### DATA TO USE

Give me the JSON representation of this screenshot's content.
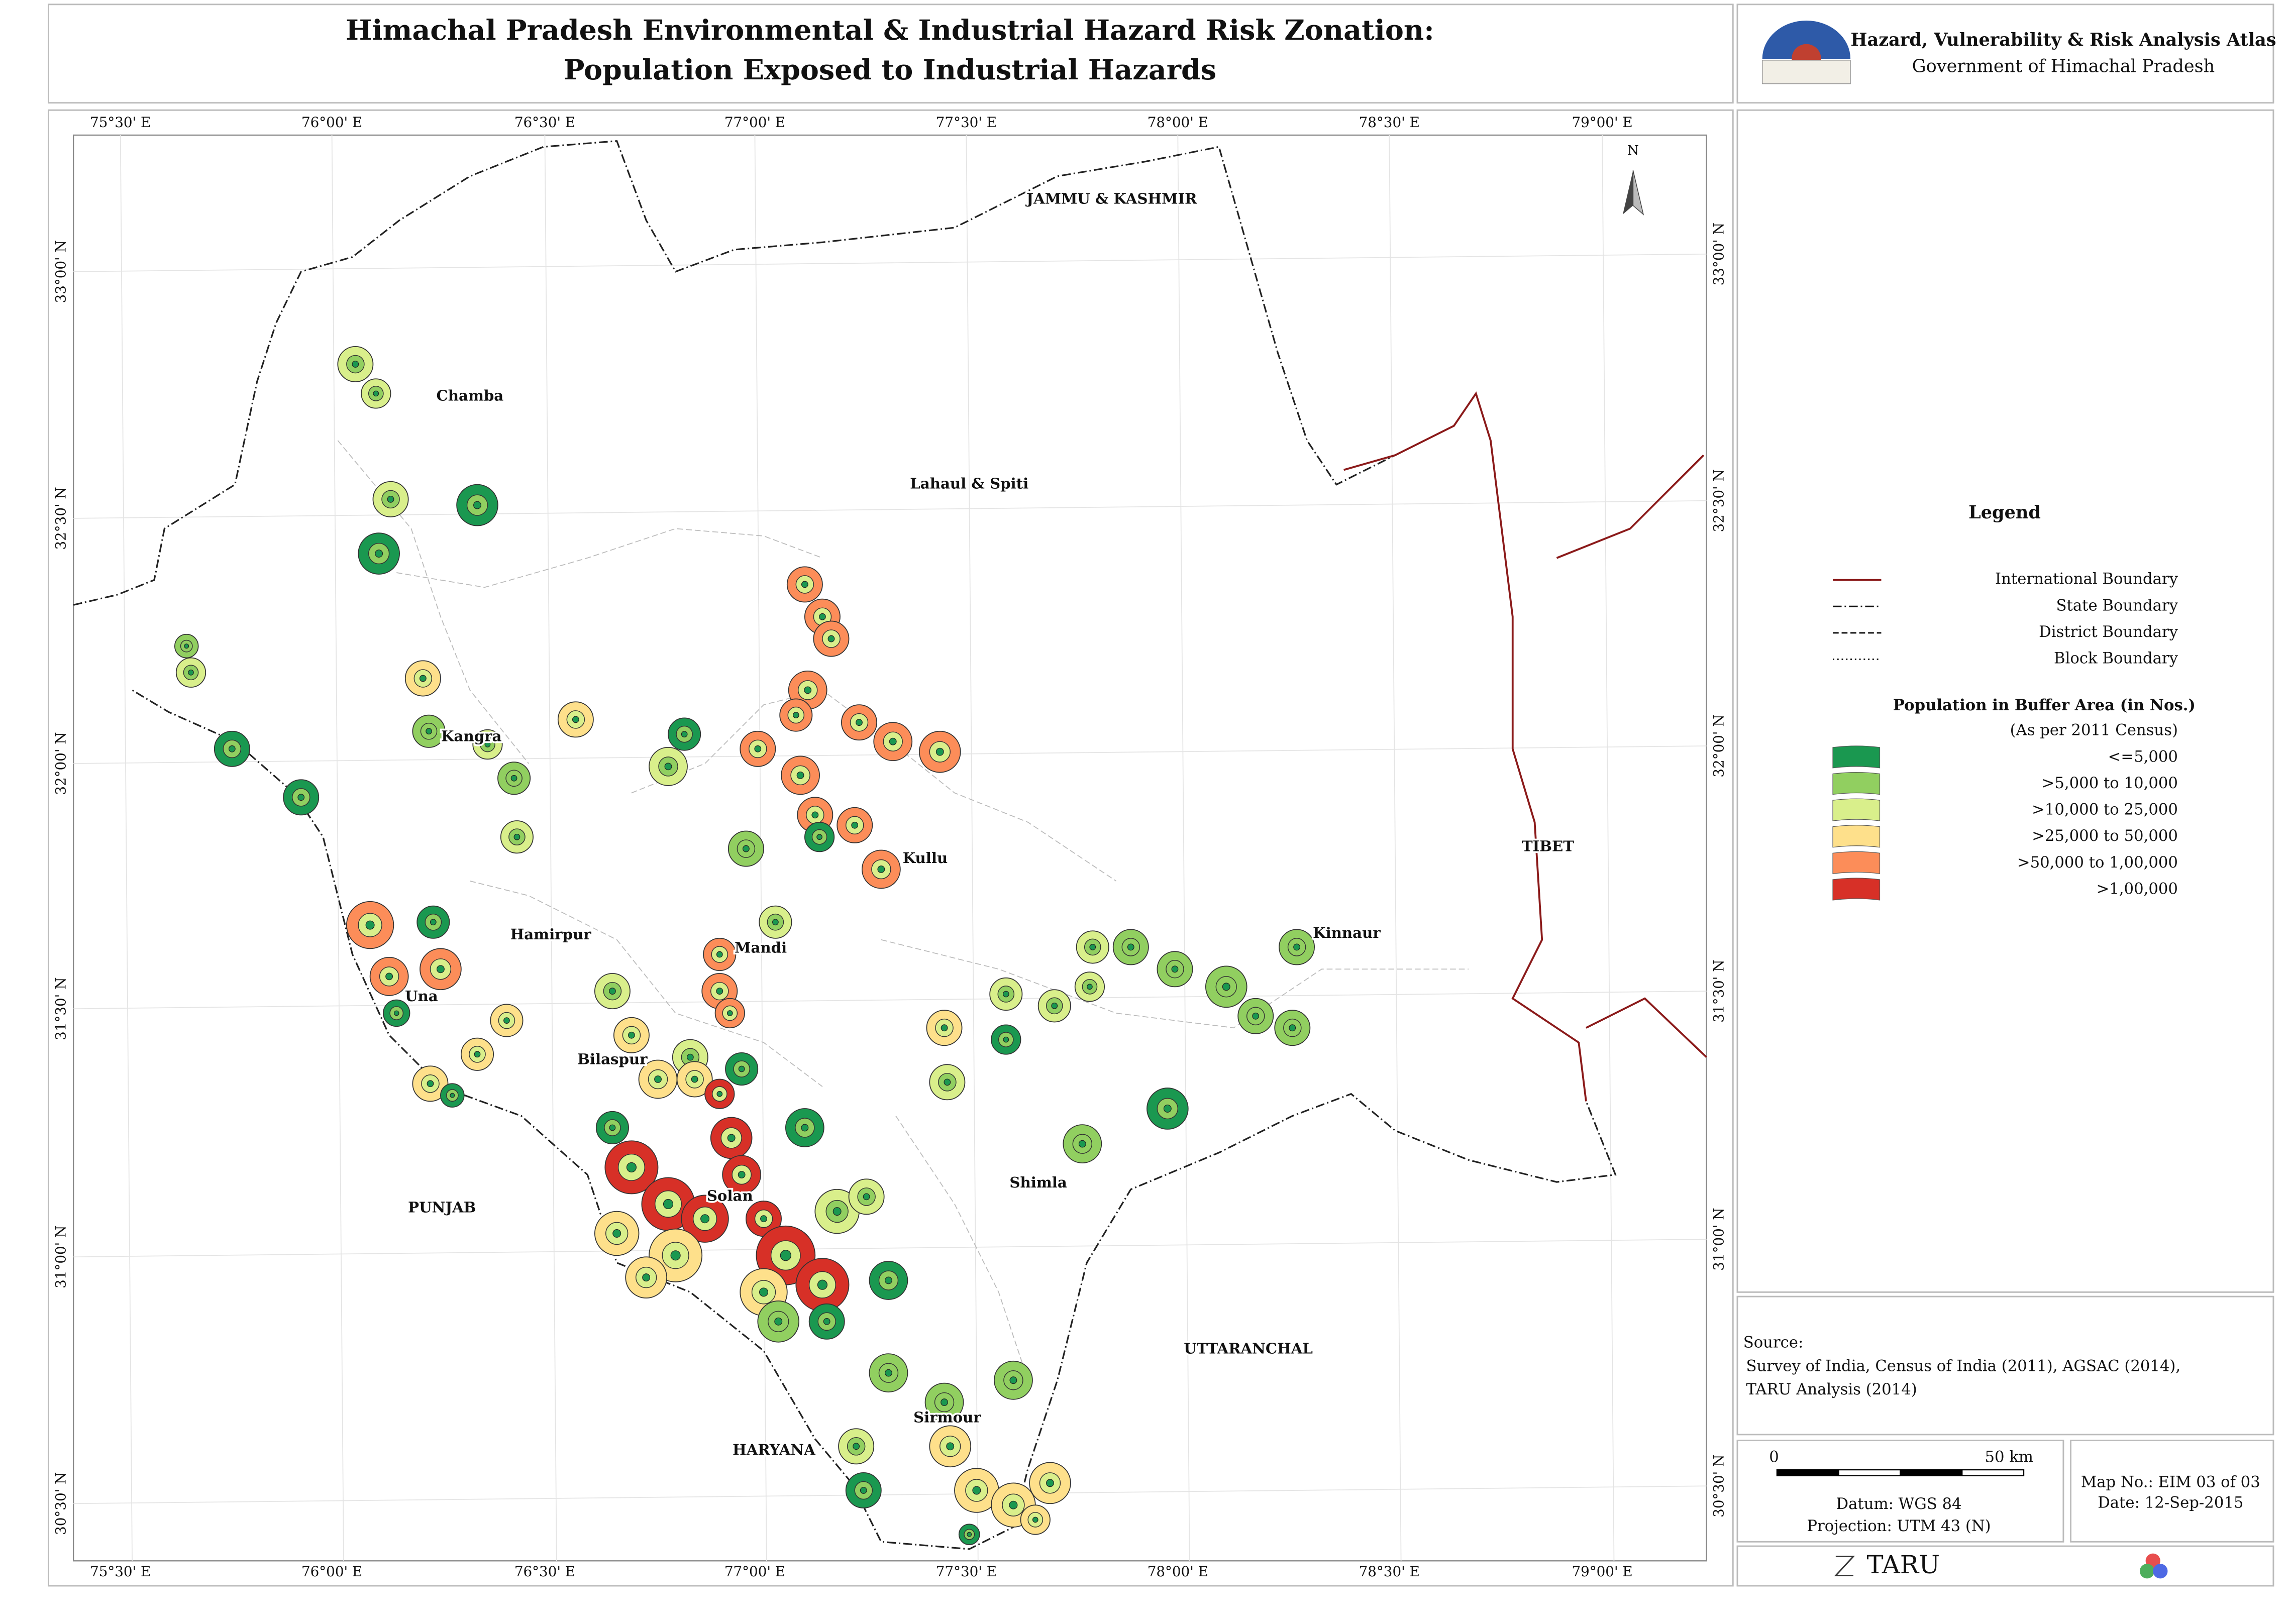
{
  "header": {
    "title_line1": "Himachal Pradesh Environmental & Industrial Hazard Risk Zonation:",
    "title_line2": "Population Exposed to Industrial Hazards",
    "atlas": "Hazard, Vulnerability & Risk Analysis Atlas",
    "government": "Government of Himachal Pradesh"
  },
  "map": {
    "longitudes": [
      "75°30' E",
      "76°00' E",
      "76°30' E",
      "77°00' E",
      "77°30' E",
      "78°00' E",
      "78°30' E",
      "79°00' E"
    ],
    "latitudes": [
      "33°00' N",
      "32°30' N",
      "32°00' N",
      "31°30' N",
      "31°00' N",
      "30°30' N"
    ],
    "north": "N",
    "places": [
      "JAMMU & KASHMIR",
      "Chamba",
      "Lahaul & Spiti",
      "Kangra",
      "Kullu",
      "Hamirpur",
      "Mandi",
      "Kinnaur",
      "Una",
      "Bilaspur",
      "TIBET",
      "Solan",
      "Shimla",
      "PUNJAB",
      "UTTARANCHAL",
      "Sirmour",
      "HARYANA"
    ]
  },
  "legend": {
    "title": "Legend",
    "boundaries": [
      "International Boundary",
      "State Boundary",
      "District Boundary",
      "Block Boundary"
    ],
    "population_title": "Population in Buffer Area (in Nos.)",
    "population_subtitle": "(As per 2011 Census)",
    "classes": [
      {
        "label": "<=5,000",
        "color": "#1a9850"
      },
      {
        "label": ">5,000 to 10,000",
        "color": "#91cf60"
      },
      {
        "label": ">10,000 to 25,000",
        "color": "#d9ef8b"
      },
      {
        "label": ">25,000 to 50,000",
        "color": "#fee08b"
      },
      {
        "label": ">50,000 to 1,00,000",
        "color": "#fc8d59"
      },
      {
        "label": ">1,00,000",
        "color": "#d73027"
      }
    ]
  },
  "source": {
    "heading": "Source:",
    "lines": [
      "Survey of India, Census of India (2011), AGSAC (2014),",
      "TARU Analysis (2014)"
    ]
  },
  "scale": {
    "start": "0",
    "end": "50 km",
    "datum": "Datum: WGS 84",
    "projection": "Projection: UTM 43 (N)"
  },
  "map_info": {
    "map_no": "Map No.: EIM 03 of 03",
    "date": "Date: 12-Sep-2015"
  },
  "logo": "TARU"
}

### EXERCISE TASK
Write out the whole listing again, exactly, with no pictures.

### REPLY TO THE EXERCISE
Give me the JSON representation of this screenshot's content.
{
  "header": {
    "title_line1": "Himachal Pradesh Environmental & Industrial Hazard Risk Zonation:",
    "title_line2": "Population Exposed to Industrial Hazards",
    "atlas": "Hazard, Vulnerability & Risk Analysis Atlas",
    "government": "Government of Himachal Pradesh"
  },
  "map": {
    "longitudes": [
      "75°30' E",
      "76°00' E",
      "76°30' E",
      "77°00' E",
      "77°30' E",
      "78°00' E",
      "78°30' E",
      "79°00' E"
    ],
    "latitudes": [
      "33°00' N",
      "32°30' N",
      "32°00' N",
      "31°30' N",
      "31°00' N",
      "30°30' N"
    ],
    "north": "N",
    "places": [
      "JAMMU & KASHMIR",
      "Chamba",
      "Lahaul & Spiti",
      "Kangra",
      "Kullu",
      "Hamirpur",
      "Mandi",
      "Kinnaur",
      "Una",
      "Bilaspur",
      "TIBET",
      "Solan",
      "Shimla",
      "PUNJAB",
      "UTTARANCHAL",
      "Sirmour",
      "HARYANA"
    ]
  },
  "legend": {
    "title": "Legend",
    "boundaries": [
      "International Boundary",
      "State Boundary",
      "District Boundary",
      "Block Boundary"
    ],
    "population_title": "Population in Buffer Area (in Nos.)",
    "population_subtitle": "(As per 2011 Census)",
    "classes": [
      {
        "label": "<=5,000",
        "color": "#1a9850"
      },
      {
        "label": ">5,000 to 10,000",
        "color": "#91cf60"
      },
      {
        "label": ">10,000 to 25,000",
        "color": "#d9ef8b"
      },
      {
        "label": ">25,000 to 50,000",
        "color": "#fee08b"
      },
      {
        "label": ">50,000 to 1,00,000",
        "color": "#fc8d59"
      },
      {
        "label": ">1,00,000",
        "color": "#d73027"
      }
    ]
  },
  "source": {
    "heading": "Source:",
    "lines": [
      "Survey of India, Census of India (2011), AGSAC (2014),",
      "TARU Analysis (2014)"
    ]
  },
  "scale": {
    "start": "0",
    "end": "50 km",
    "datum": "Datum: WGS 84",
    "projection": "Projection: UTM 43 (N)"
  },
  "map_info": {
    "map_no": "Map No.: EIM 03 of 03",
    "date": "Date: 12-Sep-2015"
  },
  "logo": "TARU"
}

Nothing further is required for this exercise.